◆ **SHORT EXERCISE A**:
Answer these questions about the article on scaling AI agents in organizations:
(i) Besides their daily work, where are employees using AI?
(ii) Which two functions does the article name as building comparable solutions?
(iii) What does the article say a common reaction to accelerate involves?
◆ **SHORT EXERCISE B**:
Return the passage of the article on scaling AI agents between "AI Is Becoming" and "actions are triggered.", inclusive.
◆ **SHORT EXERCISE C**:
Carry the article on scaling AI agents forward from its last sentence.
--- PAGE EXCERPT ---
Articles

Agent Mania Is Here. Is Your Organization Ready to Scale It?

Marcel de Vries

Marcel de Vries

June 11, 2026
6 minutes

It didn’t start with strategy. It started with people. 

While leadership teams are still discussing AI roadmaps, employees have already moved ahead. They’re using AI at home, experimenting in side projects, and bringing those habits into their daily work. Small automations turn into useful tools, and in some cases into fully functioning agents. 

That shift happens quietly. By the time it shows up on an executive agenda, it’s already embedded in how people operate. 

The New Shadow IT Looks Different This Time 

Across organizations, a familiar pattern is taking shape. Teams solve similar problems in parallel, often without knowing it. HR builds something for internal questions, finance creates a comparable solution, and another version appears in a different region. 

At the same time, data starts flowing through tools that were never really evaluated for enterprise use. Ask who owns which solution, or what is currently running in production, and the picture is usually incomplete. 

That lack of visibility becomes more relevant as these solutions start interacting with core systems and business data. 

Why Adding More Doesn’t Help 

A common reaction is to accelerate: more pilots, more tooling, more development. Without a clear structure underneath, that approach tends to increase fragmentation. 

Capabilities begin to overlap, outputs become inconsistent, and the number of moving parts grows quickly. From a user perspective, it becomes unclear where to go. From a leadership perspective, it becomes difficult to separate value from noise. 

What’s missing is coordination across the whole landscape. 

AI Is Becoming Part of Everyday Operations 

AI is gradually blending into existing workflows rather than sitting alongside them. Tasks that used to be manual are now assisted or automated, and decisions are increasingly supported by these systems. 

That shift brings new expectations. Ownership needs to be defined. Access to data needs to be controlled. There has to be visibility into how decisions are made and actions are triggered. 

Without that structure, scaling remains unpredictable.
--- RAW DATA ---
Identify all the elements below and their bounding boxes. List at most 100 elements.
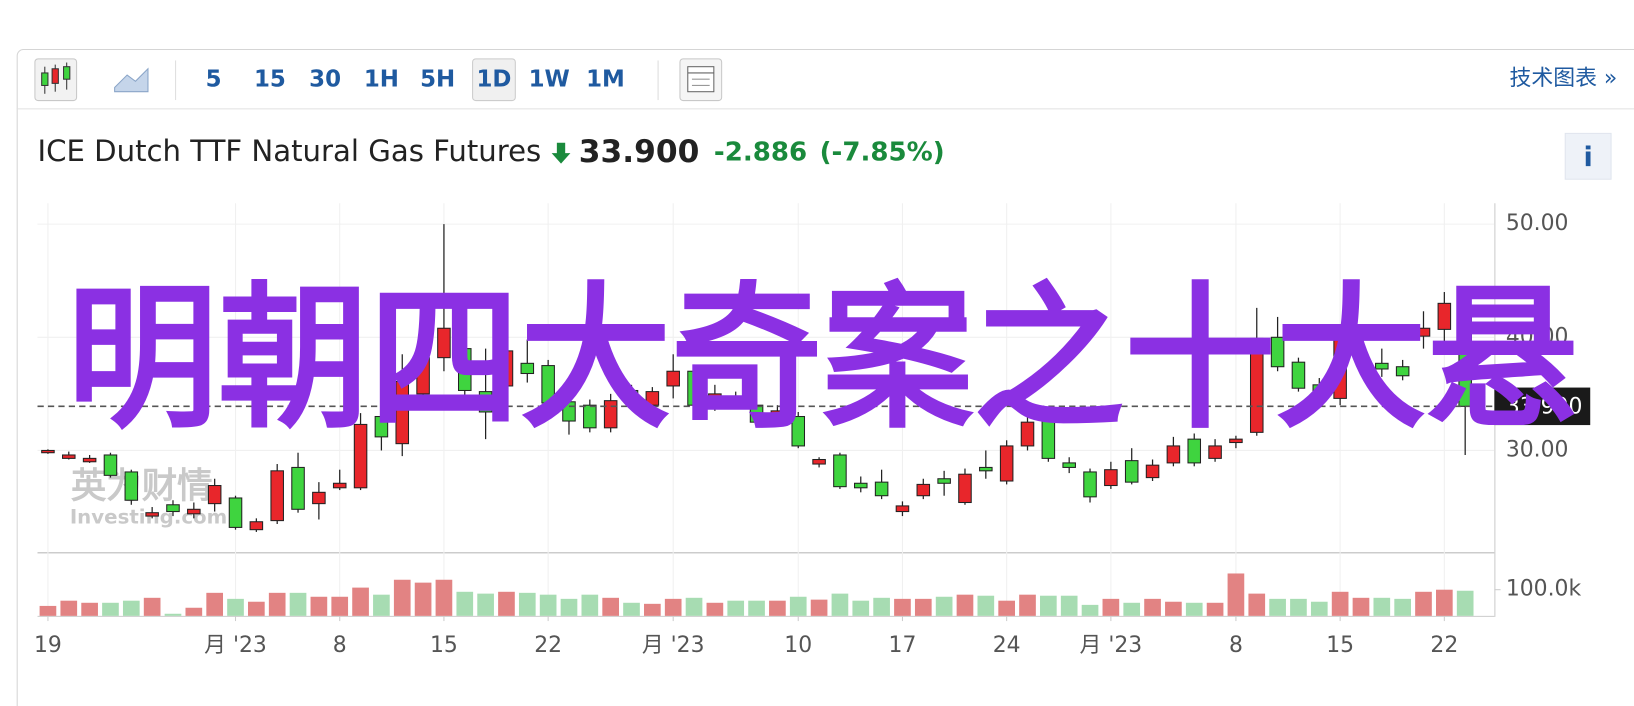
volume-bar xyxy=(393,579,411,616)
interval-button[interactable]: 5 xyxy=(206,67,222,93)
volume-bar xyxy=(894,598,911,616)
area-icon[interactable] xyxy=(114,67,149,93)
interval-button[interactable]: 15 xyxy=(254,67,286,93)
candle-body xyxy=(1437,302,1452,330)
volume-bar xyxy=(1102,598,1120,616)
candle-body xyxy=(291,466,305,510)
volume-bar xyxy=(1394,598,1411,616)
volume-bar xyxy=(1352,597,1370,616)
volume-bar xyxy=(102,602,119,616)
header: ICE Dutch TTF Natural Gas Futures 33.900-… xyxy=(38,134,945,170)
watermark-logo: 英为财情 xyxy=(71,466,213,507)
candle-body xyxy=(1083,471,1097,498)
volume-bar xyxy=(1248,593,1266,616)
volume-bar xyxy=(1269,598,1286,616)
volume-bar xyxy=(1123,602,1141,616)
x-tick-label: 月 '23 xyxy=(642,633,705,658)
price-change-pct: (-7.85%) xyxy=(820,138,945,168)
candle-body xyxy=(791,415,806,447)
volume-bar xyxy=(143,597,161,616)
candle-icon[interactable] xyxy=(34,58,78,102)
x-tick-label: 15 xyxy=(1326,633,1354,658)
candle-body xyxy=(645,391,660,406)
candle-body xyxy=(603,400,618,429)
volume-bar xyxy=(206,592,224,616)
volume-bar xyxy=(456,591,474,616)
volume-bar xyxy=(185,607,203,616)
candle-body xyxy=(1062,462,1076,468)
volume-bar xyxy=(998,600,1015,616)
volume-bar xyxy=(1456,590,1474,616)
volume-bar xyxy=(227,598,244,616)
interval-button[interactable]: 1H xyxy=(364,67,399,93)
volume-bar xyxy=(81,602,98,616)
volume-bar xyxy=(1040,595,1057,616)
volume-bar xyxy=(1373,597,1391,616)
candle-body xyxy=(812,458,826,465)
candle-body xyxy=(624,389,639,404)
volume-bar xyxy=(373,594,390,616)
volume-bar xyxy=(810,599,828,616)
candle-body xyxy=(1375,362,1389,370)
technical-chart-link[interactable]: 技术图表 » xyxy=(1509,66,1617,91)
watermark-site: Investing.com xyxy=(70,505,227,528)
candle-body xyxy=(520,362,535,375)
volume-bar xyxy=(706,602,724,616)
volume-bar xyxy=(268,592,286,616)
volume-bar xyxy=(1165,601,1182,616)
candle-body xyxy=(1104,469,1118,487)
active-interval-box[interactable] xyxy=(472,58,516,102)
candle-body xyxy=(1166,445,1181,464)
candle-body xyxy=(666,370,680,387)
overlay-text: 明朝四大奇案之十大悬 xyxy=(67,268,1578,450)
interval-button[interactable]: 1W xyxy=(529,67,570,93)
volume-bar xyxy=(935,596,953,616)
candle-body xyxy=(958,473,972,504)
volume-bar xyxy=(435,579,453,616)
interval-button[interactable]: 1D xyxy=(476,67,511,93)
y-tick-label: 30.00 xyxy=(1506,437,1569,462)
x-tick-label: 月 '23 xyxy=(204,633,267,658)
candle-body xyxy=(541,365,555,404)
x-tick-label: 8 xyxy=(1229,633,1243,658)
candle-body xyxy=(207,485,222,505)
volume-bar xyxy=(914,598,932,616)
interval-button[interactable]: 1M xyxy=(586,67,625,93)
candle-body xyxy=(457,348,472,392)
volume-bar xyxy=(560,598,578,616)
volume-bar xyxy=(1019,594,1036,616)
candle-body xyxy=(374,415,389,438)
x-tick-label: 15 xyxy=(430,633,458,658)
info-button[interactable]: i xyxy=(1564,132,1612,180)
interval-button[interactable]: 30 xyxy=(309,67,341,93)
candle-body xyxy=(1124,460,1139,483)
candle-body xyxy=(1020,421,1035,447)
volume-bar xyxy=(623,602,640,616)
candle-body xyxy=(1416,327,1431,337)
interval-button[interactable]: 5H xyxy=(420,67,455,93)
volume-bar xyxy=(581,594,599,616)
candle-body xyxy=(916,483,931,497)
volume-bar xyxy=(477,593,494,616)
volume-bar xyxy=(1227,573,1245,616)
x-tick-label: 17 xyxy=(889,633,917,658)
candle-body xyxy=(583,404,597,429)
info-icon[interactable]: i xyxy=(1583,142,1592,173)
candle-body xyxy=(416,357,430,395)
layout-icon[interactable] xyxy=(679,58,723,102)
candle-body xyxy=(1270,336,1285,368)
price-change: -2.886 xyxy=(714,138,807,168)
candle-body xyxy=(82,457,97,463)
volume-bar xyxy=(602,597,620,616)
volume-bar xyxy=(685,597,703,616)
volume-bar xyxy=(498,591,515,616)
candle-body xyxy=(437,327,451,359)
volume-tick-label: 100.0k xyxy=(1506,577,1582,602)
volume-bar xyxy=(727,600,745,616)
candle-body xyxy=(1291,361,1306,389)
volume-bar xyxy=(1331,591,1349,616)
volume-bar xyxy=(1436,589,1453,616)
volume-bar xyxy=(289,592,307,616)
---
◆ **FINAL ANSWER A**:
(i) At home and in side projects.
(ii) HR and finance.
(iii) More pilots, more tooling, more development.

◆ **FINAL ANSWER B**:
AI Is Becoming Part of Everyday Operations 

AI is gradually blending into existing workflows rather than sitting alongside them. Tasks that used to be manual are now assisted or automated, and decisions are increasingly supported by these systems. 

That shift brings new expectations. Ownership needs to be defined. Access to data needs to be controlled. There has to be visibility into how decisions are made and actions are triggered.

◆ **FINAL ANSWER C**:
The Shift: From Individual Solutions to Orchestration 

Organizations that are further along tend to look beyond individual tools. The focus moves toward how everything connects. 

  • How does an agent access the right data? 
  • How does it interact with other agents? 
  • How do you ensure consistent behavior across different parts of the business? 

Answering those questions leads to a more structured approach, where orchestration becomes central. A shared data foundation, clear identity and access management, and a layer that routes requests intelligently all play a role in making that work. 

Orchestration only works when it is built on a trusted foundation that connects data, knowledge, governance, and AI services across the enterprise. 

It Starts with Getting Your Data in Order 

One of the biggest bottlenecks is not the models or the agents—it’s the data they rely on. 

Most organizations already have: 

  • Structured data in systems like ERP and CRM 
  • Documents containing policies and procedures 
  • Knowledge that lives in emails, chats, and meetings 

But those pieces are disconnected. 

Agents struggle when there is no clear source of truth. They don’t know which policy to follow, which dataset to trust, or where to retrieve the right context. That’s where many early initiatives break down.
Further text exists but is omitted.